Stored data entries
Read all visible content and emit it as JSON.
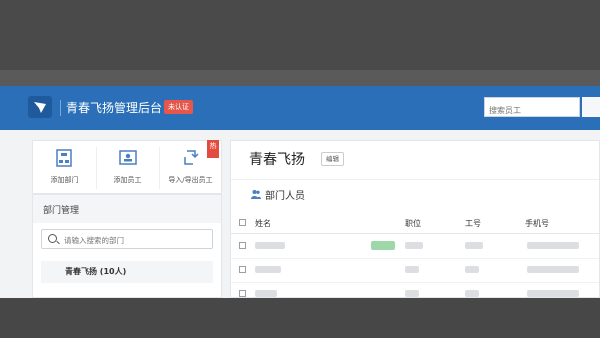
{
  "header": {
    "app_title": "青春飞扬管理后台",
    "badge": "未认证",
    "search_placeholder": "搜索员工"
  },
  "quick_actions": [
    {
      "label": "添加部门",
      "icon": "org-chart-icon"
    },
    {
      "label": "添加员工",
      "icon": "id-card-icon"
    },
    {
      "label": "导入/导出员工",
      "icon": "import-export-icon"
    }
  ],
  "hot_tag": "热",
  "department_panel": {
    "title": "部门管理",
    "search_placeholder": "请输入搜索的部门",
    "selected_item": "青春飞扬 (10人)"
  },
  "main": {
    "org_name": "青春飞扬",
    "edit_label": "编辑",
    "members_title": "部门人员",
    "columns": [
      "姓名",
      "职位",
      "工号",
      "手机号"
    ]
  },
  "colors": {
    "header_bg": "#2a6fb8",
    "badge_bg": "#e4574a",
    "accent_green": "#9fd8a8"
  }
}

_Exercise objective:_ Repeat the listing verbatim. Skip the pictures.

_Complete response:_
Read all visible content and emit it as JSON.
{
  "header": {
    "app_title": "青春飞扬管理后台",
    "badge": "未认证",
    "search_placeholder": "搜索员工"
  },
  "quick_actions": [
    {
      "label": "添加部门",
      "icon": "org-chart-icon"
    },
    {
      "label": "添加员工",
      "icon": "id-card-icon"
    },
    {
      "label": "导入/导出员工",
      "icon": "import-export-icon"
    }
  ],
  "hot_tag": "热",
  "department_panel": {
    "title": "部门管理",
    "search_placeholder": "请输入搜索的部门",
    "selected_item": "青春飞扬 (10人)"
  },
  "main": {
    "org_name": "青春飞扬",
    "edit_label": "编辑",
    "members_title": "部门人员",
    "columns": [
      "姓名",
      "职位",
      "工号",
      "手机号"
    ]
  },
  "colors": {
    "header_bg": "#2a6fb8",
    "badge_bg": "#e4574a",
    "accent_green": "#9fd8a8"
  }
}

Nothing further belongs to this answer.